→ **Task prompt**:
Please pick out each line of the data below that contains the word "Total" and copy those lines in full.

→ **Provided data**:
-- BEGIN --

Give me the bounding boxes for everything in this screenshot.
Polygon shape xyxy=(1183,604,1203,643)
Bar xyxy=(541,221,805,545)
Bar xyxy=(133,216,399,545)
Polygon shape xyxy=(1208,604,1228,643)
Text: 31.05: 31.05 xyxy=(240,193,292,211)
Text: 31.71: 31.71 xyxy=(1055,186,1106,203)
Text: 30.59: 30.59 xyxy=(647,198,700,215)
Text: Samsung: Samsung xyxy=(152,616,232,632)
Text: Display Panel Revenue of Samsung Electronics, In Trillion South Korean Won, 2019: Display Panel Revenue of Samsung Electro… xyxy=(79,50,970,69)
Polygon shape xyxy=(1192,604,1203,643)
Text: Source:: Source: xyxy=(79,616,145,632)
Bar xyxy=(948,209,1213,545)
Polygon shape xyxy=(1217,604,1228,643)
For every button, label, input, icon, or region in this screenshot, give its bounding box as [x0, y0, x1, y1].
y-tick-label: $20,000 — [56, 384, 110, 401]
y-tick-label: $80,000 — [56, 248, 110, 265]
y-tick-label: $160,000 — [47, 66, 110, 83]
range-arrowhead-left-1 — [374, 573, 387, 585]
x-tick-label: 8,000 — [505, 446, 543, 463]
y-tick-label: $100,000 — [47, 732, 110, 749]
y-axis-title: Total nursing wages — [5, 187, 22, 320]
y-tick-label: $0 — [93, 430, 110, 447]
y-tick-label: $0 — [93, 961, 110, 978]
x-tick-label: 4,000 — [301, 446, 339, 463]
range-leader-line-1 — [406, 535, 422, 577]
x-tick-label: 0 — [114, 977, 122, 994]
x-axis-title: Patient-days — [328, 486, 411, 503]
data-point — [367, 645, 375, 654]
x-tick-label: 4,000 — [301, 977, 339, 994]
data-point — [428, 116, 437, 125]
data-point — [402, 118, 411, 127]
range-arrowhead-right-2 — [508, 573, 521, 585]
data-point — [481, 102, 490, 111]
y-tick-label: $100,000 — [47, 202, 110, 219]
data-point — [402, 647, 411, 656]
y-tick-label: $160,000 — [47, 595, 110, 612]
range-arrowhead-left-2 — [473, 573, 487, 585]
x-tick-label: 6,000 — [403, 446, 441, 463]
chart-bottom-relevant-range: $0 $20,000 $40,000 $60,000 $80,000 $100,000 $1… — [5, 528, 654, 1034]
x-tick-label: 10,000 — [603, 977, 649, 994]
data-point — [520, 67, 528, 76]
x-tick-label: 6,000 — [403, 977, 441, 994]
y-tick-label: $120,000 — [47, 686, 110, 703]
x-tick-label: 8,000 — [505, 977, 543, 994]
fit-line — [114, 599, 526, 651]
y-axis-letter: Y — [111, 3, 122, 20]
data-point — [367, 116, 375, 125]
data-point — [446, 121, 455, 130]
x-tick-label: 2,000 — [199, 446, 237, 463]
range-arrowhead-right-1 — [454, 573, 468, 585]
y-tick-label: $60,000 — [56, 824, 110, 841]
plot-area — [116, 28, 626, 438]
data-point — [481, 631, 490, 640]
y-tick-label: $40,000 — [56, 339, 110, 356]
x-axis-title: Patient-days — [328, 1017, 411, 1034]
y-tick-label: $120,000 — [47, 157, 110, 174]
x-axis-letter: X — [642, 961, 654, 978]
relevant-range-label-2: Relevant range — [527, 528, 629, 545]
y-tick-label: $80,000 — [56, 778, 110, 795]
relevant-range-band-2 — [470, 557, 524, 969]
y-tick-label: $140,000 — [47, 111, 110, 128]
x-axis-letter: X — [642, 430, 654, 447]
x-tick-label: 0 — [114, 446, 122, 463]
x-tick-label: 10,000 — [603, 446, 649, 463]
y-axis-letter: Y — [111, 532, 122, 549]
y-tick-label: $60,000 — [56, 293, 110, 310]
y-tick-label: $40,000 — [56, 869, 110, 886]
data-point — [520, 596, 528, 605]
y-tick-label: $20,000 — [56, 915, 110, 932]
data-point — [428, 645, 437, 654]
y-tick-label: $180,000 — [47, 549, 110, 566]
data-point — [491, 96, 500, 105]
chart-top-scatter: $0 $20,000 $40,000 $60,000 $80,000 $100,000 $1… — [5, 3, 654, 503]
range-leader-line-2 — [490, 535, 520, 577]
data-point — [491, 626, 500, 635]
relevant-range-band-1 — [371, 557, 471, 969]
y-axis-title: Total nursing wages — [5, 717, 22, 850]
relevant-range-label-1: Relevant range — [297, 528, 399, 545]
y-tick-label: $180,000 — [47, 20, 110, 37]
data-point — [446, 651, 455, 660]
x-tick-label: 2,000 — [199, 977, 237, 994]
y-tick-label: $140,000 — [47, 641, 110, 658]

-- END --

→ **Solution to the problem**:
y-axis-title: Total nursing wages — [5, 187, 22, 320]
y-axis-title: Total nursing wages — [5, 717, 22, 850]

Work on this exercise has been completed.